======== Belge pasajı

Ve nihayet bir avcı geçerken, bu sefer tilki kurda göstermiş:
- işte tam insanoğlu...
Mesleğin de, gazeteciliği kendisinden menkul eski mensuplarıyla, koltuğunun altı lise kitabı kokan yeni mensuplarını çizginin bir tarafına koyunuz. Çizginin öteki tarafında her gün bir kurt öldürüp ağzından lokmasını almaya mecbur olanlar vardır...
Bunların adedinin Basın Yayın Genel Müdürlüğünün dağıttığı sarı kart sayısı nispetinde olduğunu sanmıyorum...
Son rakama göre sarı kart hamillerinin sayısı bin yüzü bulmuş... Türkiye'de ekmeğini sırf gazetecilikten kazananlar, yahut gerçek kariyerinin gazetecilik olduğunda cümle alemce ittifak edilenler, bin yüzün yarısı kadar bile değildir...
Bu pürüzlü dava, yıllardır aynı vitesle gayrimeşruya doğru yol almaktadır... iç Basın Dairesinin başına geçen çok eski tanıdığımız Mustafa Şerif'in biraz daha titiz davranacağını bütün meslektaşlar ümit ediyorlar...
Gazeteciliğin asıl hazin tarafı işsiz güçsüz takımının da, vaziyeti kurtarmak için bir meslek söylemeleri icap ettiği zaman, hazır elbise alır gibi kendilerine hemen bunu yakıştırmalarıdır.
Anadolu'da, çıkaracakları gazete için sahte makbuzla abone toplayan dolandırıcılar gazetecidir...
Gelirini nereden temin ettiği meçhul bir takım kişiler gazetecidir.
Sık sık Şeker Şirketi, Kömür işletmesi gibi zengin yerlere gidip, adı sanı duyulmamış dergilere röportaj yapmak için geldiklerini söyleyenler hep gazetecidir... Kimisinin elinde bir çanta, kimisinin başında bir rölöve şapka küçük dağları ben yarattım çalımıyla dolaşırlar...

================
======== Alıntılanan veriler

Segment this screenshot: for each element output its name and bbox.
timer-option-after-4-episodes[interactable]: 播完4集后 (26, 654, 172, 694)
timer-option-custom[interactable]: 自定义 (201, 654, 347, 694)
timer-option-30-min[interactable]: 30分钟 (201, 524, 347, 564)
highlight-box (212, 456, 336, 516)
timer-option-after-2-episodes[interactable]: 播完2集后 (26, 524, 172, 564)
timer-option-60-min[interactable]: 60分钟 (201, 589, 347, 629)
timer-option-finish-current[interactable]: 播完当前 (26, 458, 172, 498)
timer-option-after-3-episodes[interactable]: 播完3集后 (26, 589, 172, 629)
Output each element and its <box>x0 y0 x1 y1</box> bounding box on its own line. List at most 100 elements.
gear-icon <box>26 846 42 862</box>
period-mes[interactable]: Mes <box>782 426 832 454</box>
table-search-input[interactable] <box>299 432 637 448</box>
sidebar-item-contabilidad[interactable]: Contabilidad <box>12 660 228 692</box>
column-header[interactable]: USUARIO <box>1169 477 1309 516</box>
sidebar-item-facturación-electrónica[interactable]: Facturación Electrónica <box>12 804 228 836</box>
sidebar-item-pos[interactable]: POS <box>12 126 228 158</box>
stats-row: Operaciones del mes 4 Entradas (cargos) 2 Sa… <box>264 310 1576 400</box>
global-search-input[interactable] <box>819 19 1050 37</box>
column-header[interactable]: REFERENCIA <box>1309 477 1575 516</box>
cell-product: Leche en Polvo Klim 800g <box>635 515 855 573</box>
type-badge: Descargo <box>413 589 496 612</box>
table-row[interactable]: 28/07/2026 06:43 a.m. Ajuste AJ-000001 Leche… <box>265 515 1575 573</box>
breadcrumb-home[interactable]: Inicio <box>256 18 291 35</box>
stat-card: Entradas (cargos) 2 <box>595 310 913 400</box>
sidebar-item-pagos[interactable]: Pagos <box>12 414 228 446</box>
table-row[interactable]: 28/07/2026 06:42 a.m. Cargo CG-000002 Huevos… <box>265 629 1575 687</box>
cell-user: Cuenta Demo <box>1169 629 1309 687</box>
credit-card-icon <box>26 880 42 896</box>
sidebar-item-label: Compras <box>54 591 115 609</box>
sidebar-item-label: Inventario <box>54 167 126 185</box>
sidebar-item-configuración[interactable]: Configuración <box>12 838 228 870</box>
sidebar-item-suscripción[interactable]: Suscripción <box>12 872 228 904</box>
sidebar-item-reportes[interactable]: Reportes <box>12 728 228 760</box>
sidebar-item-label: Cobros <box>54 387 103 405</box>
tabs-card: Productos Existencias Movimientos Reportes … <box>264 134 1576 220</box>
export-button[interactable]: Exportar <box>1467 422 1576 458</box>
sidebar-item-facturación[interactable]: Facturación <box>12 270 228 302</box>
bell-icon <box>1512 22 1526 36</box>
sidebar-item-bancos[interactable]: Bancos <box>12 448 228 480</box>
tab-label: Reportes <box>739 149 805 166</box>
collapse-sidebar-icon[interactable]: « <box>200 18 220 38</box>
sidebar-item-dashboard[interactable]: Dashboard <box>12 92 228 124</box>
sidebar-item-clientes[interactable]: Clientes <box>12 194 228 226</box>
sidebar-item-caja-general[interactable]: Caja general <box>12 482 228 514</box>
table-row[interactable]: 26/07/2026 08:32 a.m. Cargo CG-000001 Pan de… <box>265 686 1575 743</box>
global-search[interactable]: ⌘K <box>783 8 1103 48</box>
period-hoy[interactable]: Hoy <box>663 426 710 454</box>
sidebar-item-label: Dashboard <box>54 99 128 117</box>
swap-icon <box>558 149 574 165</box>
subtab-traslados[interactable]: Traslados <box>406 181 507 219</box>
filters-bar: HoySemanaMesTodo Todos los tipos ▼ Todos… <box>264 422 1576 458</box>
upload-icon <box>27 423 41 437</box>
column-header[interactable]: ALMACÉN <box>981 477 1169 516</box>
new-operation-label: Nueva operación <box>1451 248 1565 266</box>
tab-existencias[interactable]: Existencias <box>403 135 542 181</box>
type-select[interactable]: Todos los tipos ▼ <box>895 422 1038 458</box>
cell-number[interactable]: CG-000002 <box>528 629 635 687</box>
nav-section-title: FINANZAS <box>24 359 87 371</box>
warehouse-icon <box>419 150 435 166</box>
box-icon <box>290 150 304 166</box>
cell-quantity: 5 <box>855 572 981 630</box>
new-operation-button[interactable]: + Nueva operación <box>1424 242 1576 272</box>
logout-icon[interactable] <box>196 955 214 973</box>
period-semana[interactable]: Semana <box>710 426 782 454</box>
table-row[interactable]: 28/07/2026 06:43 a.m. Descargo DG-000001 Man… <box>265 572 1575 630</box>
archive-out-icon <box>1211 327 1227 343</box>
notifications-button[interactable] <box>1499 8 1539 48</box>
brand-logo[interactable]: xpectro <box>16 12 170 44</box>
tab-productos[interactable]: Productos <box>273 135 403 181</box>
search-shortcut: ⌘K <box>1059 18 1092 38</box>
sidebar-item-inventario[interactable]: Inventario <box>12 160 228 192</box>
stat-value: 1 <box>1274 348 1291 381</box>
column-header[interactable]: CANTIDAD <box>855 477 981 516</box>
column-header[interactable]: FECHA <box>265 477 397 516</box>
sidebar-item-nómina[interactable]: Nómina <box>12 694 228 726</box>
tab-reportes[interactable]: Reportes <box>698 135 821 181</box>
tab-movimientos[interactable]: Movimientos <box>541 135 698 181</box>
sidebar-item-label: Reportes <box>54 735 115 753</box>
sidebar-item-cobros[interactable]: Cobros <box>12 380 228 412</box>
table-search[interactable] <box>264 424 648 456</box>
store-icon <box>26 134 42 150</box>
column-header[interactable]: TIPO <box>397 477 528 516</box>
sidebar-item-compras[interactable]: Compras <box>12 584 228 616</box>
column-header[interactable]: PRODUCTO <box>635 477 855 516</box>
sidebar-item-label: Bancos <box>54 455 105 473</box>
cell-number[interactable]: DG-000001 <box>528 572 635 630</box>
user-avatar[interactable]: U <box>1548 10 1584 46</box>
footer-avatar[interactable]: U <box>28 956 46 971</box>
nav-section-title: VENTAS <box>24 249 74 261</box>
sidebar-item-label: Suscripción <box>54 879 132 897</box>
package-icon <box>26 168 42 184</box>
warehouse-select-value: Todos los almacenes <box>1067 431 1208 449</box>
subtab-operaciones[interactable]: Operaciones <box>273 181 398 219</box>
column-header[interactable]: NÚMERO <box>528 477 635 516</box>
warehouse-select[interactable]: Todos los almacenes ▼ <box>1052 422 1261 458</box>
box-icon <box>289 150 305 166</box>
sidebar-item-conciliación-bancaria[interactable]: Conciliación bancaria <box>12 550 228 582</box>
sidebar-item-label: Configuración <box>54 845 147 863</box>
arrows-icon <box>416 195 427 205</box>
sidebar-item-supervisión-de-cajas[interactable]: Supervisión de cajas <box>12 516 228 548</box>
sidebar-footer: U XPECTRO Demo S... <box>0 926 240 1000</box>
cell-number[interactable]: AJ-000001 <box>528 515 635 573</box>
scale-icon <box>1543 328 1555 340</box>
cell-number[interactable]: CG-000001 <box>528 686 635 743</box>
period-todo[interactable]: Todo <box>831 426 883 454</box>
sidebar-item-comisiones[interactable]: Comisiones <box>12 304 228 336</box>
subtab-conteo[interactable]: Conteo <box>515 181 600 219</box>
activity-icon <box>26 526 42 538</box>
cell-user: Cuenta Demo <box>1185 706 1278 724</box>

================

** Görev ayrıntıları **
Gazetecilik üzerine yazıda "Anadolu'da, çıkaracakları gazete" ifadesini içeren sözcüklerle açılıp "yarattım çalımıyla dolaşırlar..." ifadesiyle kapanan kısmı aynen tekrarlayın. Verilerin metinle hiçbir bağlantısı yoktur.

** Çözüm **
Anadolu'da, çıkaracakları gazete için sahte makbuzla abone toplayan dolandırıcılar gazetecidir...
Gelirini nereden temin ettiği meçhul bir takım kişiler gazetecidir.
Sık sık Şeker Şirketi, Kömür işletmesi gibi zengin yerlere gidip, adı sanı duyulmamış dergilere röportaj yapmak için geldiklerini söyleyenler hep gazetecidir... Kimisinin elinde bir çanta, kimisinin başında bir rölöve şapka küçük dağları ben yarattım çalımıyla dolaşırlar...